→ Your goal
Check each line of the material below, and copy it if it holds the string "精神的三间小屋".

→ Entries
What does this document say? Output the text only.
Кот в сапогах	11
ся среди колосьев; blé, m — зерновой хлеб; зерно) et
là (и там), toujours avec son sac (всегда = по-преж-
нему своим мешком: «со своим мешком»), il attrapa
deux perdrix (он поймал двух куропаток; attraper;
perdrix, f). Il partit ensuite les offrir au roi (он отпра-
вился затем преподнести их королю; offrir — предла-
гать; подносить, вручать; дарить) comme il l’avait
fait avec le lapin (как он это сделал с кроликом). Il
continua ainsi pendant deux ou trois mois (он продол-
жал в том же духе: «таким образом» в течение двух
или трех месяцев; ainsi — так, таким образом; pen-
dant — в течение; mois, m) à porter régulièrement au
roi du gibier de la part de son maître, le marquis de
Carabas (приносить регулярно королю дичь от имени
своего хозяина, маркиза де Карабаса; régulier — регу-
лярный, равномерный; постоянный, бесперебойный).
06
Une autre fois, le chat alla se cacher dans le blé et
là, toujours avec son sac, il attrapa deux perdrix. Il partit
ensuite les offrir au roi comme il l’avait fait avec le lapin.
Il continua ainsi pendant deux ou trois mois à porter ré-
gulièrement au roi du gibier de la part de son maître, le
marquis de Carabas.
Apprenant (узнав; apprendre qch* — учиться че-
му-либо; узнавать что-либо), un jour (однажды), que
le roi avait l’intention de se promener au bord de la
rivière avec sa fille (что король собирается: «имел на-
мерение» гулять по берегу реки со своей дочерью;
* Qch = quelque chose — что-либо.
* * *
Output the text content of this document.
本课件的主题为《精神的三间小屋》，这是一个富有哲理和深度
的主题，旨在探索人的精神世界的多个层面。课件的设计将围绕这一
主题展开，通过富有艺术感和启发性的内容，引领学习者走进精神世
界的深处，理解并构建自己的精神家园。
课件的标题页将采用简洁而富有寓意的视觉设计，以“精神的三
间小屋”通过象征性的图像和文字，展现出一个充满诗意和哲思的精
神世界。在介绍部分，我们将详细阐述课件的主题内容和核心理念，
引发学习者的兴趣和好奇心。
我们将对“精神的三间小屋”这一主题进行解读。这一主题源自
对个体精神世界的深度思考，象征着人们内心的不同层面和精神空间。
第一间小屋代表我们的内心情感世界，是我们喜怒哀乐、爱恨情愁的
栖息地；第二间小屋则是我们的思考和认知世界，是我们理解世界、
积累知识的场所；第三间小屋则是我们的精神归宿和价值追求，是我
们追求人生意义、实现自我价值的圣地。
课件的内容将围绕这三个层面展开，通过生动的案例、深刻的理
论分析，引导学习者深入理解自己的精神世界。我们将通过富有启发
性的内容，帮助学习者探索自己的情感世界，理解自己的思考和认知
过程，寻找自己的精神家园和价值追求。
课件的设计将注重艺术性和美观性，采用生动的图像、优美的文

→ Finished exercise
本课件的主题为《精神的三间小屋》，这是一个富有哲理和深度
我们将对“精神的三间小屋”这一主题进行解读。这一主题源自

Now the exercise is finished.